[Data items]
* START *

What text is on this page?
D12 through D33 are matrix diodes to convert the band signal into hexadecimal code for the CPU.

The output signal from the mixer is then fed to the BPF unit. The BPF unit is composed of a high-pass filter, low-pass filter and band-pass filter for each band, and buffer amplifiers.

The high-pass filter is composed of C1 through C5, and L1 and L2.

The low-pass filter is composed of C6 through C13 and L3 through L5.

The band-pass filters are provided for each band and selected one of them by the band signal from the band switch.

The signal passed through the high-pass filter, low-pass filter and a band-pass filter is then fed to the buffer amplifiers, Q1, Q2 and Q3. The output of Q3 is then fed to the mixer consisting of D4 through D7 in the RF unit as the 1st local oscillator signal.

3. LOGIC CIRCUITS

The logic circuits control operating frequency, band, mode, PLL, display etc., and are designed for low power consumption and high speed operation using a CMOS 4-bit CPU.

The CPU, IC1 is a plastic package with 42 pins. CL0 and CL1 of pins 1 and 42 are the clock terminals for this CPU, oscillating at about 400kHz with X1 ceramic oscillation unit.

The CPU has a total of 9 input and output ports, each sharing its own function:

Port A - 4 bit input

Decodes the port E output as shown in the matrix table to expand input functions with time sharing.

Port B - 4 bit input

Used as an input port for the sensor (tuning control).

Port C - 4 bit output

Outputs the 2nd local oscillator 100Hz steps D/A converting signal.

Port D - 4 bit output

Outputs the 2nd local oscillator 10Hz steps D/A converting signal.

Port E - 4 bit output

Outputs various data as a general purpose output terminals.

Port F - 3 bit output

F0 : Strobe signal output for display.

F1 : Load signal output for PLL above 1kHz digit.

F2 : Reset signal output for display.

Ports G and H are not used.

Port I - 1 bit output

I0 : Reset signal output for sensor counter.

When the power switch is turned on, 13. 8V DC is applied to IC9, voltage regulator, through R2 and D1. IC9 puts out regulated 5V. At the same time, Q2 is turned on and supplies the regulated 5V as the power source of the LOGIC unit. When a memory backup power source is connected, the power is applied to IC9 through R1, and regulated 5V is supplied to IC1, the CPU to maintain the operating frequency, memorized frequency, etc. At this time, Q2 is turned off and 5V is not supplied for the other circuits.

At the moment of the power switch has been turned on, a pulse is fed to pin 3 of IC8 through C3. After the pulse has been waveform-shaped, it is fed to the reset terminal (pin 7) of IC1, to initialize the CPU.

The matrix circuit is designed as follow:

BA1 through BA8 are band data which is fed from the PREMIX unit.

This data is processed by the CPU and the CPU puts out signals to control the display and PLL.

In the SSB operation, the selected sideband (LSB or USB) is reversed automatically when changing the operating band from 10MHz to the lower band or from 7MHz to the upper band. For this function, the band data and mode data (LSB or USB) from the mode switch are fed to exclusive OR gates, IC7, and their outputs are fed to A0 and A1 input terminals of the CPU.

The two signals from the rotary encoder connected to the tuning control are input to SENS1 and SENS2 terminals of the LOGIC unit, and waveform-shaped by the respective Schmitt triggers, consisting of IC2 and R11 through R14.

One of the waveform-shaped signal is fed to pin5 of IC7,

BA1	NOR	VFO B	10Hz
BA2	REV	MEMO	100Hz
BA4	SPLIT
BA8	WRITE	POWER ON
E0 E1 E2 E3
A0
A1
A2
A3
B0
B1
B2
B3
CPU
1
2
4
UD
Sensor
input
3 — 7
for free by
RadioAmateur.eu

* END *

## Stated goal
Above are some records; repeat all of them exactly.

## Answer for this exercise
What text is on this page?
D12 through D33 are matrix diodes to convert the band signal into hexadecimal code for the CPU.

The output signal from the mixer is then fed to the BPF unit. The BPF unit is composed of a high-pass filter, low-pass filter and band-pass filter for each band, and buffer amplifiers.

The high-pass filter is composed of C1 through C5, and L1 and L2.

The low-pass filter is composed of C6 through C13 and L3 through L5.

The band-pass filters are provided for each band and selected one of them by the band signal from the band switch.

The signal passed through the high-pass filter, low-pass filter and a band-pass filter is then fed to the buffer amplifiers, Q1, Q2 and Q3. The output of Q3 is then fed to the mixer consisting of D4 through D7 in the RF unit as the 1st local oscillator signal.

3. LOGIC CIRCUITS

The logic circuits control operating frequency, band, mode, PLL, display etc., and are designed for low power consumption and high speed operation using a CMOS 4-bit CPU.

The CPU, IC1 is a plastic package with 42 pins. CL0 and CL1 of pins 1 and 42 are the clock terminals for this CPU, oscillating at about 400kHz with X1 ceramic oscillation unit.

The CPU has a total of 9 input and output ports, each sharing its own function:

Port A - 4 bit input

Decodes the port E output as shown in the matrix table to expand input functions with time sharing.

Port B - 4 bit input

Used as an input port for the sensor (tuning control).

Port C - 4 bit output

Outputs the 2nd local oscillator 100Hz steps D/A converting signal.

Port D - 4 bit output

Outputs the 2nd local oscillator 10Hz steps D/A converting signal.

Port E - 4 bit output

Outputs various data as a general purpose output terminals.

Port F - 3 bit output

F0 : Strobe signal output for display.

F1 : Load signal output for PLL above 1kHz digit.

F2 : Reset signal output for display.

Ports G and H are not used.

Port I - 1 bit output

I0 : Reset signal output for sensor counter.

When the power switch is turned on, 13. 8V DC is applied to IC9, voltage regulator, through R2 and D1. IC9 puts out regulated 5V. At the same time, Q2 is turned on and supplies the regulated 5V as the power source of the LOGIC unit. When a memory backup power source is connected, the power is applied to IC9 through R1, and regulated 5V is supplied to IC1, the CPU to maintain the operating frequency, memorized frequency, etc. At this time, Q2 is turned off and 5V is not supplied for the other circuits.

At the moment of the power switch has been turned on, a pulse is fed to pin 3 of IC8 through C3. After the pulse has been waveform-shaped, it is fed to the reset terminal (pin 7) of IC1, to initialize the CPU.

The matrix circuit is designed as follow:

BA1 through BA8 are band data which is fed from the PREMIX unit.

This data is processed by the CPU and the CPU puts out signals to control the display and PLL.

In the SSB operation, the selected sideband (LSB or USB) is reversed automatically when changing the operating band from 10MHz to the lower band or from 7MHz to the upper band. For this function, the band data and mode data (LSB or USB) from the mode switch are fed to exclusive OR gates, IC7, and their outputs are fed to A0 and A1 input terminals of the CPU.

The two signals from the rotary encoder connected to the tuning control are input to SENS1 and SENS2 terminals of the LOGIC unit, and waveform-shaped by the respective Schmitt triggers, consisting of IC2 and R11 through R14.

One of the waveform-shaped signal is fed to pin5 of IC7,

BA1	NOR	VFO B	10Hz
BA2	REV	MEMO	100Hz
BA4	SPLIT
BA8	WRITE	POWER ON
E0 E1 E2 E3
A0
A1
A2
A3
B0
B1
B2
B3
CPU
1
2
4
UD
Sensor
input
3 — 7
for free by
RadioAmateur.eu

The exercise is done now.